■ Extracted information:
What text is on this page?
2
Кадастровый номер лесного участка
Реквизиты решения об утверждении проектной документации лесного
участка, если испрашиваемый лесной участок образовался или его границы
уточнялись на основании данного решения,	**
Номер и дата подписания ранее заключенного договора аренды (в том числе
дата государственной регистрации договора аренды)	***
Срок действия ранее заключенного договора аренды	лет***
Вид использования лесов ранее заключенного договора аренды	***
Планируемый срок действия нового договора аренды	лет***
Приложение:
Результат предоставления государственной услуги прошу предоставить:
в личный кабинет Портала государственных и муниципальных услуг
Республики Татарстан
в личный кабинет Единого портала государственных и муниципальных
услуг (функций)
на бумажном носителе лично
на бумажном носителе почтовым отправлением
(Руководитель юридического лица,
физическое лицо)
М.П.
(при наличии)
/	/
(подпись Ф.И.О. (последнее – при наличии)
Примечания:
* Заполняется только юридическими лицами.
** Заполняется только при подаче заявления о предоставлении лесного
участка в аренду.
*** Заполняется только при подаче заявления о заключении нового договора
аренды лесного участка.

■ Written request:
Output the listing above exactly as it appears.

■ Response below:
What text is on this page?
2
Кадастровый номер лесного участка
Реквизиты решения об утверждении проектной документации лесного
участка, если испрашиваемый лесной участок образовался или его границы
уточнялись на основании данного решения,	**
Номер и дата подписания ранее заключенного договора аренды (в том числе
дата государственной регистрации договора аренды)	***
Срок действия ранее заключенного договора аренды	лет***
Вид использования лесов ранее заключенного договора аренды	***
Планируемый срок действия нового договора аренды	лет***
Приложение:
Результат предоставления государственной услуги прошу предоставить:
в личный кабинет Портала государственных и муниципальных услуг
Республики Татарстан
в личный кабинет Единого портала государственных и муниципальных
услуг (функций)
на бумажном носителе лично
на бумажном носителе почтовым отправлением
(Руководитель юридического лица,
физическое лицо)
М.П.
(при наличии)
/	/
(подпись Ф.И.О. (последнее – при наличии)
Примечания:
* Заполняется только юридическими лицами.
** Заполняется только при подаче заявления о предоставлении лесного
участка в аренду.
*** Заполняется только при подаче заявления о заключении нового договора
аренды лесного участка.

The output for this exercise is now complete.